## The request
Select from the data all lines with the word "code".

## Stored data
-*-*-
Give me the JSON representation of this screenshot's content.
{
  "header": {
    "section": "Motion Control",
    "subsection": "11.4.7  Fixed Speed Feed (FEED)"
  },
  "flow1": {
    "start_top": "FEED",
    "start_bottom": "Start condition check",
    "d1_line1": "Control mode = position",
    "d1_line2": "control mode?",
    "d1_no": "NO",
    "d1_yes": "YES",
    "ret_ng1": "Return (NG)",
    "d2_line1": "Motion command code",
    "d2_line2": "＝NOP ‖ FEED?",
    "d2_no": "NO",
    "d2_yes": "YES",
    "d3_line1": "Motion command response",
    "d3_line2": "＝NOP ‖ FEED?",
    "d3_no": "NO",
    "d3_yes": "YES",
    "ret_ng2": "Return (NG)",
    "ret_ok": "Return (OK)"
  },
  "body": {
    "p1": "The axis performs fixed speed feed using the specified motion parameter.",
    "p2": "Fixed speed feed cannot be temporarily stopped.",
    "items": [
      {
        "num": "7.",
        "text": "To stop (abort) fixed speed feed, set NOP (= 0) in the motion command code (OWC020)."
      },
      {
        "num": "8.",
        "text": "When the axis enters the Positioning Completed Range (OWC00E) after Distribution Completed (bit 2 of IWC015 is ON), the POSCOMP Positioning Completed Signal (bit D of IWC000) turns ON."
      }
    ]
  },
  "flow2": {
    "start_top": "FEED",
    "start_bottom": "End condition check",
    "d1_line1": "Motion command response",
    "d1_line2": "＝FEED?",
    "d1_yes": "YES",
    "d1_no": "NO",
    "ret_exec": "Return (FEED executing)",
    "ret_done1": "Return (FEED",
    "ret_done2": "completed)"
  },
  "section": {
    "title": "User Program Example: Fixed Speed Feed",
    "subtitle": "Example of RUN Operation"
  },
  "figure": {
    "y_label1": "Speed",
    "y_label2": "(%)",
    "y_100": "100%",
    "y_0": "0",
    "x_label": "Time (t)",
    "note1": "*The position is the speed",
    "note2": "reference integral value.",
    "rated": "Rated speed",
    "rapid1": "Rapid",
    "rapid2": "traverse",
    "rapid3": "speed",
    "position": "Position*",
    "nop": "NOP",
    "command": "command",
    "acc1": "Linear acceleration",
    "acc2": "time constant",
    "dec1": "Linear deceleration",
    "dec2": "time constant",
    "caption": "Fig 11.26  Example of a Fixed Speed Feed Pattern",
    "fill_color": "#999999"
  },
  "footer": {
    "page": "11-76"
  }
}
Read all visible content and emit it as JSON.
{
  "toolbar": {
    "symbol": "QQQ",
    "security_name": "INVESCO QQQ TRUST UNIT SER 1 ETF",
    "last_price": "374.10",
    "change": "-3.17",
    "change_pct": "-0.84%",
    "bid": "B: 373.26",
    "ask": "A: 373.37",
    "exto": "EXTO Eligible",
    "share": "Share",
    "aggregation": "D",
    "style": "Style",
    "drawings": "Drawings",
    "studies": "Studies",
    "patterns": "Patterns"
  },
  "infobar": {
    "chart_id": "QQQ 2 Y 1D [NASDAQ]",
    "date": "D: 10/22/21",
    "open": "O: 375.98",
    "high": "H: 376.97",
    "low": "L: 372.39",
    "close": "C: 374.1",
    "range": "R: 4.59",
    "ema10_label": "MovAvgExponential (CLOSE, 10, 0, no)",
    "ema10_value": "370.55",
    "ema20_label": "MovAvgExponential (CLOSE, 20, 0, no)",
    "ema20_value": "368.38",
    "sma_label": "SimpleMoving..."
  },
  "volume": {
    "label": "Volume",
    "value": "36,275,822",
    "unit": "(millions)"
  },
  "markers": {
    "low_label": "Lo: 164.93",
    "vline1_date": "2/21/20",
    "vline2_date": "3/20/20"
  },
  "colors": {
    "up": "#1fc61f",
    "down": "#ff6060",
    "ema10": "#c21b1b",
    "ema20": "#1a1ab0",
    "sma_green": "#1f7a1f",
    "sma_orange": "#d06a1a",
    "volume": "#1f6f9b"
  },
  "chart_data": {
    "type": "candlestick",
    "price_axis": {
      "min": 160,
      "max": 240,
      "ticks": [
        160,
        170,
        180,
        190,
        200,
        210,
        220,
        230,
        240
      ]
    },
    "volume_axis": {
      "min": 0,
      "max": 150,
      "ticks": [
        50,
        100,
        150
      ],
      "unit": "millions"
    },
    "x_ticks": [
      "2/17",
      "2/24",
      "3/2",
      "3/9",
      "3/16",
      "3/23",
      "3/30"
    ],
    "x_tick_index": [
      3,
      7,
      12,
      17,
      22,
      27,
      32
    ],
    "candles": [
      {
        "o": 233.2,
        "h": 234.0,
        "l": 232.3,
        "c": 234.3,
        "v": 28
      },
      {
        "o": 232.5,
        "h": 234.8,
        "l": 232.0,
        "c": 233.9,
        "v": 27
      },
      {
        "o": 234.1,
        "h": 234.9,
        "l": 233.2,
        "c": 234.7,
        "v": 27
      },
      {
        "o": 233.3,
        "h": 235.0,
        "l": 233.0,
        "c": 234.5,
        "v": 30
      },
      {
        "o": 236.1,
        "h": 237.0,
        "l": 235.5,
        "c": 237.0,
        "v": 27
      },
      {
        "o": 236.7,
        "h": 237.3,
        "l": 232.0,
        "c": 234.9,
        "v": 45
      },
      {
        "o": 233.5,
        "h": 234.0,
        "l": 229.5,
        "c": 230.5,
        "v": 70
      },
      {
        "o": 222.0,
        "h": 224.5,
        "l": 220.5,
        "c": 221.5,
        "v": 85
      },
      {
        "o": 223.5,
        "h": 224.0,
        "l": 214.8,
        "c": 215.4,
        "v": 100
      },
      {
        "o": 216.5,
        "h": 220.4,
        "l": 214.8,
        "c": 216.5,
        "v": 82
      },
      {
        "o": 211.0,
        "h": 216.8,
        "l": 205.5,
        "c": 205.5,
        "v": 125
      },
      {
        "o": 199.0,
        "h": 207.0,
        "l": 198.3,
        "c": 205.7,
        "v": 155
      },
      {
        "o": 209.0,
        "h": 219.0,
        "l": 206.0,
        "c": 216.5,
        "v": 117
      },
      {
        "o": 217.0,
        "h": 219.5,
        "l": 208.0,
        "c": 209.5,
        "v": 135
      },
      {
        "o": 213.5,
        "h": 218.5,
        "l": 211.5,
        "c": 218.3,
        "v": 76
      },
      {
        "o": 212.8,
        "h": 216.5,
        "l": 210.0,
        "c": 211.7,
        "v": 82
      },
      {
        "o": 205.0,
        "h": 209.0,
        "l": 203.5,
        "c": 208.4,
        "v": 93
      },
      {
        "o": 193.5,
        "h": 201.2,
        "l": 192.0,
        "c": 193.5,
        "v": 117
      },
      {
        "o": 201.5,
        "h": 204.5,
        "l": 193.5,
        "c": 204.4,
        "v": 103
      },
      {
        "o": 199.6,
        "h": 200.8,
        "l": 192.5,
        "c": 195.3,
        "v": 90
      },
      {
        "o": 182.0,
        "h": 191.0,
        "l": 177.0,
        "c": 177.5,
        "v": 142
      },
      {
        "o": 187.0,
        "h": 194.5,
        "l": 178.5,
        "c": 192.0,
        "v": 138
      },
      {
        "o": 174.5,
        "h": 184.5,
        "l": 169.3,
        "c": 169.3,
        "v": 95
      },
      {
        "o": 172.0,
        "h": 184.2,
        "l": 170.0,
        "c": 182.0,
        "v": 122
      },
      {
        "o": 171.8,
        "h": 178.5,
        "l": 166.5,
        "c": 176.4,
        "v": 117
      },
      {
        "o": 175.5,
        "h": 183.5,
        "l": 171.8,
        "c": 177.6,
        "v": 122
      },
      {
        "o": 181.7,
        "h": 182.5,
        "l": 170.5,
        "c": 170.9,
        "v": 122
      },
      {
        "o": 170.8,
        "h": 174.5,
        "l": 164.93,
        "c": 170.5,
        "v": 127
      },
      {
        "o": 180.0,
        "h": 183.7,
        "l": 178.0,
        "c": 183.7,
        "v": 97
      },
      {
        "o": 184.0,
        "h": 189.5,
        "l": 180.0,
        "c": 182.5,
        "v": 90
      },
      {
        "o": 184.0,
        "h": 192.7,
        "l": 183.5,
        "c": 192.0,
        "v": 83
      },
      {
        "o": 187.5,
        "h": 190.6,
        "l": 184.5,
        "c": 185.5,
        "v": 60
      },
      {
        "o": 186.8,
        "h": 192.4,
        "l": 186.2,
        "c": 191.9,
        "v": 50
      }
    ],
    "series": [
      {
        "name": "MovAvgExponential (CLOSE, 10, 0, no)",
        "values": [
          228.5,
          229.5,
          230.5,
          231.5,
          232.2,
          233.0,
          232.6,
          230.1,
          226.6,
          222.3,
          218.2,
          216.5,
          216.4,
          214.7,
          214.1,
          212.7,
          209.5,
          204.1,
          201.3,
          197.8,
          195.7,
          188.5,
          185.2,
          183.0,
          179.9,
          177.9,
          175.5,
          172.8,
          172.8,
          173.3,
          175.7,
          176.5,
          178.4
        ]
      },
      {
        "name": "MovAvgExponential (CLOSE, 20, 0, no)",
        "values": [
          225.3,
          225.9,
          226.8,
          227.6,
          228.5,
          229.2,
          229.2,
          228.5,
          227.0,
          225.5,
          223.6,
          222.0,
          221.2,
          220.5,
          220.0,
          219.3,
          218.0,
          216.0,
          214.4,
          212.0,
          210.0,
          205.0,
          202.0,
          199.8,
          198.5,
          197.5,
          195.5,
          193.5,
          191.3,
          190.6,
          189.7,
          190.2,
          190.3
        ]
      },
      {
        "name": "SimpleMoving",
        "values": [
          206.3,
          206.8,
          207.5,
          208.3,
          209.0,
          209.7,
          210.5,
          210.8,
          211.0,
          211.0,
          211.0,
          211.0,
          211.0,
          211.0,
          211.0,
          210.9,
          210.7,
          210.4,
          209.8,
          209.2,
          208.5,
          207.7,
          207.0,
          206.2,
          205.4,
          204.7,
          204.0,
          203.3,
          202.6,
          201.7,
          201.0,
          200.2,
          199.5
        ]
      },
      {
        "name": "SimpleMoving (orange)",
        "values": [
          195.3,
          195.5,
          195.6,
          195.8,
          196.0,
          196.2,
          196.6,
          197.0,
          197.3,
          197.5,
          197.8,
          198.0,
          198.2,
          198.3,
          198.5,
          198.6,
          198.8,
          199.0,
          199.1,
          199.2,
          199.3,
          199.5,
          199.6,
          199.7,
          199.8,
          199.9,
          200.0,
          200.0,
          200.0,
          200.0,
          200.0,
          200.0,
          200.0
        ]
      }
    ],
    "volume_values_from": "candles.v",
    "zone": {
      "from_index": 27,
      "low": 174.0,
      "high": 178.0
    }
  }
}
-*-*-
## Exercise solution
    "d2_line1": "Motion command code",
        "text": "To stop (abort) fixed speed feed, set NOP (= 0) in the motion command code (OWC020)."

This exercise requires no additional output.